> [Task directions]
Below are the records; copy each line in them that holds the word "label".

** START Record excerpts **

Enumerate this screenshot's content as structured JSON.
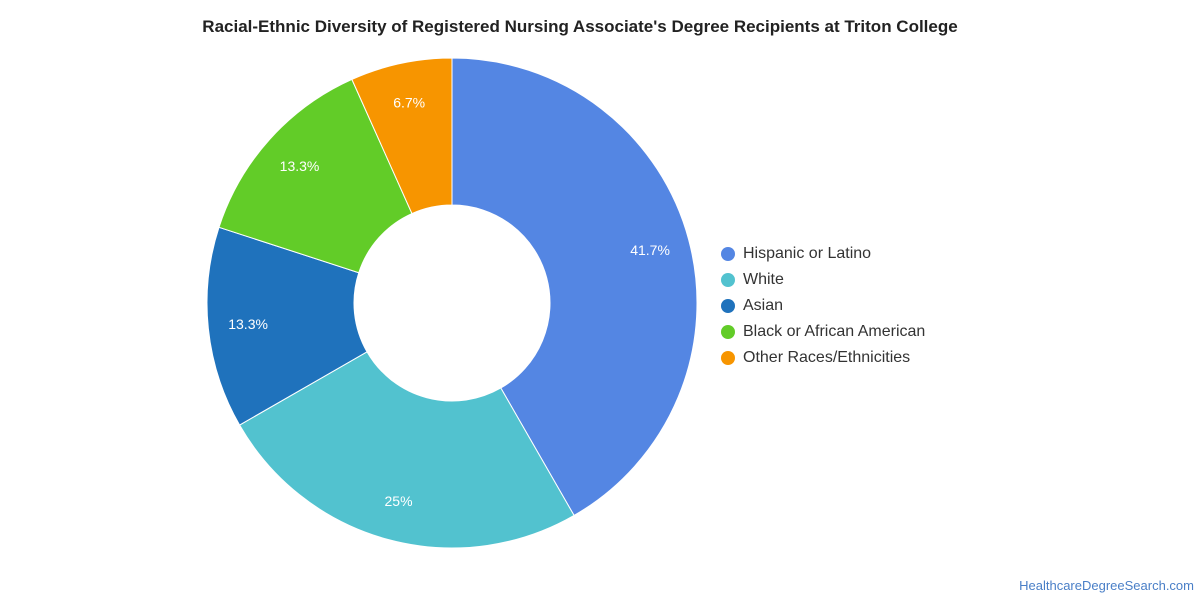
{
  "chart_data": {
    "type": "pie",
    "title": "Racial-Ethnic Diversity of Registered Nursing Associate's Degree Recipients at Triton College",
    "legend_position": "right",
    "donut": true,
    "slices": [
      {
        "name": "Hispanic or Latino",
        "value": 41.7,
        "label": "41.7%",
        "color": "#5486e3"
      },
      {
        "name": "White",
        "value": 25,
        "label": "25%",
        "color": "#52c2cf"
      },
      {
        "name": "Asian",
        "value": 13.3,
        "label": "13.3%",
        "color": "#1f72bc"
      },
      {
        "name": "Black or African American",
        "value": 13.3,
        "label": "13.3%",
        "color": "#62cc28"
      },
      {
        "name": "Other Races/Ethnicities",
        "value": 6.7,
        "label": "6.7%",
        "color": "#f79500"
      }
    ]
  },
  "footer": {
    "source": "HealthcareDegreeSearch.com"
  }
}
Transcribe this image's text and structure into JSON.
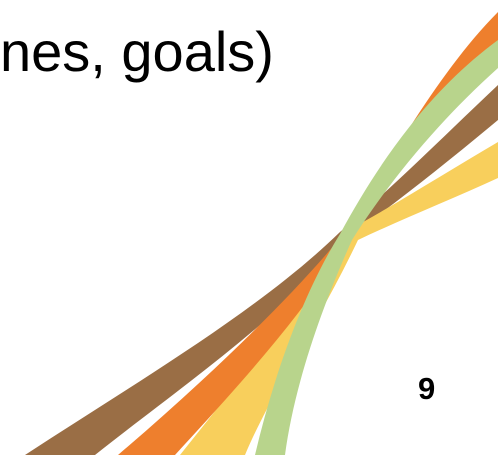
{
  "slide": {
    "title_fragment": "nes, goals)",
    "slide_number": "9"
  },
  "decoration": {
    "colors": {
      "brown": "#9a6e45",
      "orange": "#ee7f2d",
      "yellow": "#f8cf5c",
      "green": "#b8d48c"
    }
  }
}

** END Record excerpts **

> [Completed task]
        "label": "41.7%",
        "label": "25%",
        "label": "13.3%",
        "label": "13.3%",
        "label": "6.7%",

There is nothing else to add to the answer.